## TASK DIRECTIONS
Report how many lines contain the word "中等生明明很努力了", with no other text.

## PROVIDED MATERIAL
━━━
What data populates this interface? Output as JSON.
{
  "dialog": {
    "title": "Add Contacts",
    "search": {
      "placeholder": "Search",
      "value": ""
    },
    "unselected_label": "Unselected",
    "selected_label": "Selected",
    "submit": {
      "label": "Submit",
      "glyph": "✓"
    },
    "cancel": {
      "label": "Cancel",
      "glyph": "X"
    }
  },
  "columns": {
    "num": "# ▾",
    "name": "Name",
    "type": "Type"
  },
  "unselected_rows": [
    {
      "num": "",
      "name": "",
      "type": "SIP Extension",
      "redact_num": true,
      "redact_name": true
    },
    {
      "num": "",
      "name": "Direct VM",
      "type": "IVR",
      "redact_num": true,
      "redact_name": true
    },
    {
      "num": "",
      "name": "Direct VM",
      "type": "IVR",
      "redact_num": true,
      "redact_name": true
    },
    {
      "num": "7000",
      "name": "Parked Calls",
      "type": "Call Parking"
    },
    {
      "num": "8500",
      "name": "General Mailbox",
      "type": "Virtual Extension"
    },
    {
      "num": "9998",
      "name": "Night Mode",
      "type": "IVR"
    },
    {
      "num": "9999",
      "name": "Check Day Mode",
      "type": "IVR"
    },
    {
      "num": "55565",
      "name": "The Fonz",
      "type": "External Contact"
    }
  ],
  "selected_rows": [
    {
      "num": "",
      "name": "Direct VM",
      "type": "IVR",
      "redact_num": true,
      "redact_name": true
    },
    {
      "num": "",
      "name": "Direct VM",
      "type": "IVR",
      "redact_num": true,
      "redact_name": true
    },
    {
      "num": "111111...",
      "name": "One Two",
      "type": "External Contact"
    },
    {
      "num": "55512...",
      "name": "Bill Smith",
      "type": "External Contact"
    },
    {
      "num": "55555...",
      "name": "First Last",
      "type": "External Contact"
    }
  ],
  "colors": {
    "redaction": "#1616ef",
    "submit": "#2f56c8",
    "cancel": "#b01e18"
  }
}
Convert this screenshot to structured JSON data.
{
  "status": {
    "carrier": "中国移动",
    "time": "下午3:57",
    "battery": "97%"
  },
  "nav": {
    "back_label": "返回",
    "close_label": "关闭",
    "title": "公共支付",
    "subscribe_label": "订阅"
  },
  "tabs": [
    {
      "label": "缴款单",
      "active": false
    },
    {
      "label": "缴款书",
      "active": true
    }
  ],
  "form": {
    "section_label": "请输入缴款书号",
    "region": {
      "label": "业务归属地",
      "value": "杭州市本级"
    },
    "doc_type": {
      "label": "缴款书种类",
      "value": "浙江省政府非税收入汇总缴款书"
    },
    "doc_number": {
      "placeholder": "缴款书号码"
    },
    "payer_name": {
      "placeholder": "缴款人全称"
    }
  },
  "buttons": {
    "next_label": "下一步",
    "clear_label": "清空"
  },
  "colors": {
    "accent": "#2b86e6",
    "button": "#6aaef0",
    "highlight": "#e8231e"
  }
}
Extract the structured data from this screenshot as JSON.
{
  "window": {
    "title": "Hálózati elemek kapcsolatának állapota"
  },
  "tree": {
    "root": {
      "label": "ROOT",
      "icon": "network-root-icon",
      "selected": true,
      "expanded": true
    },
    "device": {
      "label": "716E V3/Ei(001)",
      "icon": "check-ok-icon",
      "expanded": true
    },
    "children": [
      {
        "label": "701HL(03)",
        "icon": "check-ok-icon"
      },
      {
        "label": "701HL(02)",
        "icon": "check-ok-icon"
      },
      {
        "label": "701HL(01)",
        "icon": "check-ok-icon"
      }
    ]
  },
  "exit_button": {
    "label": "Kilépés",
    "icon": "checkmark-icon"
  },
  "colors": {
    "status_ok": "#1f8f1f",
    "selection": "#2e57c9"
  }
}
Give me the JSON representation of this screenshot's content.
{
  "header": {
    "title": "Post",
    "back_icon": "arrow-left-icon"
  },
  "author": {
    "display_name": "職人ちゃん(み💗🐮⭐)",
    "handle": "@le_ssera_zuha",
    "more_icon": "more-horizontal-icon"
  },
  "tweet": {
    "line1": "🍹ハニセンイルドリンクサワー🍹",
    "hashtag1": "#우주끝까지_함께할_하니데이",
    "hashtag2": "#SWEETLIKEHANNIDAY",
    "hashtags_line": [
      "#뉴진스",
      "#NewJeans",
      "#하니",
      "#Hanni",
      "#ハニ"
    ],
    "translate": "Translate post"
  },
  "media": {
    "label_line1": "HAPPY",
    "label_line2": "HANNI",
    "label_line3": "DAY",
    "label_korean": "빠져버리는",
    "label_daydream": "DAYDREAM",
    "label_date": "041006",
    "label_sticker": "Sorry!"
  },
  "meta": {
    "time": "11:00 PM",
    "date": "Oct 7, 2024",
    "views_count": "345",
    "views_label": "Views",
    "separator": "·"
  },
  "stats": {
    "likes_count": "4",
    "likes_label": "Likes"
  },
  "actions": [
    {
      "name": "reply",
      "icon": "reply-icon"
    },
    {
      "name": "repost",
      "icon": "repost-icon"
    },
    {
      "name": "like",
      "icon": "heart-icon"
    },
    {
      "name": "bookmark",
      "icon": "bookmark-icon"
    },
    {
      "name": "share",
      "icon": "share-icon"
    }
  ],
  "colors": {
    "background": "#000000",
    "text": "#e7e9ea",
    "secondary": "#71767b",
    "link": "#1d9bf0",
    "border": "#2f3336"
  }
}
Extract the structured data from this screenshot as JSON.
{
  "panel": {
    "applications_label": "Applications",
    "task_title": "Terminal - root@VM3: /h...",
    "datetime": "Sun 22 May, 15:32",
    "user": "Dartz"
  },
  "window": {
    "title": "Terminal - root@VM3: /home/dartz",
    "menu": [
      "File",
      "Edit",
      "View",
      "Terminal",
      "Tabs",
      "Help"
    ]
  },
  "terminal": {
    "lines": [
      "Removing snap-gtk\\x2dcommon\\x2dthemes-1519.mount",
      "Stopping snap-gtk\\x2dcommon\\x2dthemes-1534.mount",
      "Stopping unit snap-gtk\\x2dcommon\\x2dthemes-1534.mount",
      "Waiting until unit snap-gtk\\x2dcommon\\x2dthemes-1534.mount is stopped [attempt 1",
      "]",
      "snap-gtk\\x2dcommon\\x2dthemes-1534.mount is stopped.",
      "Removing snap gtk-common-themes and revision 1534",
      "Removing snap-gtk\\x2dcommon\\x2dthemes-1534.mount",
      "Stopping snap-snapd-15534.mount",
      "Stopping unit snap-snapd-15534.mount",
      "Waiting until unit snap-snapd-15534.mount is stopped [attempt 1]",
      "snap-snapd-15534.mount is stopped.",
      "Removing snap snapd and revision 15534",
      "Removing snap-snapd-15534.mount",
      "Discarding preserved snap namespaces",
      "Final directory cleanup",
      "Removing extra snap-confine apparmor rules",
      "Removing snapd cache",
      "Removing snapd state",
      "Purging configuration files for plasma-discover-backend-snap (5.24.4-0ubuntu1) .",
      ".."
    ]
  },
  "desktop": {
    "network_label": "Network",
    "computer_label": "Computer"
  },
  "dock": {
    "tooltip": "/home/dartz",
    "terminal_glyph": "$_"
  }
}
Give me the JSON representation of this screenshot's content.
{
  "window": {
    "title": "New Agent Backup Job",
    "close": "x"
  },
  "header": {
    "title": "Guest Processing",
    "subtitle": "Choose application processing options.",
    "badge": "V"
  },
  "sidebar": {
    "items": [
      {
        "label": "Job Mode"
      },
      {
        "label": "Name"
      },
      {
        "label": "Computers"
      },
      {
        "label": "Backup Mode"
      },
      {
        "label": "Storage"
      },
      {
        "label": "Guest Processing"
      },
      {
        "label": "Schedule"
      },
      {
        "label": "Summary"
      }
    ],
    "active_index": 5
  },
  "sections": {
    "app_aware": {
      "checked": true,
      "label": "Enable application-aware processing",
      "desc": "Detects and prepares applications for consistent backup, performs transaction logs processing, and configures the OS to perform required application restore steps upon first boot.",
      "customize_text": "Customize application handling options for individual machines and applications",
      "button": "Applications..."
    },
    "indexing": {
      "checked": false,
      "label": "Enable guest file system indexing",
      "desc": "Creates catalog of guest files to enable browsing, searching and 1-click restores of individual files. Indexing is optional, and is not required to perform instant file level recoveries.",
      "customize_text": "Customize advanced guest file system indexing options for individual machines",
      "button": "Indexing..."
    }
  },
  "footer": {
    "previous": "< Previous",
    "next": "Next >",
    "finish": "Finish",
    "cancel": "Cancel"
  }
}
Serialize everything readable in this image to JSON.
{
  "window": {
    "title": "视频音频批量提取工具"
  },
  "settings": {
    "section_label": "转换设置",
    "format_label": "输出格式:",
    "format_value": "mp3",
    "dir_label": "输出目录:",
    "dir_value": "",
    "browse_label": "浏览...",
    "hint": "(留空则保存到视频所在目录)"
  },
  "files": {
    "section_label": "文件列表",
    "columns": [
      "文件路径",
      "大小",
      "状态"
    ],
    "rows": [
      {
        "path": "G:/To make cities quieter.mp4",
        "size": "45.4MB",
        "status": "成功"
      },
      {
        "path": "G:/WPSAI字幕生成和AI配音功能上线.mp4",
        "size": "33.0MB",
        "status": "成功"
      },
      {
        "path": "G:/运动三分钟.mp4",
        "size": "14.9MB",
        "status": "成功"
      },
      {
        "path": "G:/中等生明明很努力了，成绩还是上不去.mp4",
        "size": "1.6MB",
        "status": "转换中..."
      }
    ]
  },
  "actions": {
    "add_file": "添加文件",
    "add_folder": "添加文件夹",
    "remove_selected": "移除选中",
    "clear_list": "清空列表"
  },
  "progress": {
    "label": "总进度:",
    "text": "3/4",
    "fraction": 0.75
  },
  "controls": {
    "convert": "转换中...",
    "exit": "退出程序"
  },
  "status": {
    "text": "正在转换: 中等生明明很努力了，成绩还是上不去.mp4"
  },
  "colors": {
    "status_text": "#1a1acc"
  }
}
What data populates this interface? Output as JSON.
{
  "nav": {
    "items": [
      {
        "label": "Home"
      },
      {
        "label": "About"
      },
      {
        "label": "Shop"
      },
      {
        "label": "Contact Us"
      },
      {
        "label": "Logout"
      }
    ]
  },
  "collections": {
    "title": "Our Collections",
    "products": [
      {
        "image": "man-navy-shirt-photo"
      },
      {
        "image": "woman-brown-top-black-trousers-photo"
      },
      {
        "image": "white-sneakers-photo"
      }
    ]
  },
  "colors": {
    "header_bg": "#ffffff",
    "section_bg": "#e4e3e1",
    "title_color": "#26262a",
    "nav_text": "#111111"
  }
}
━━━
## SOLUTION FOR THIS EXERCISE
2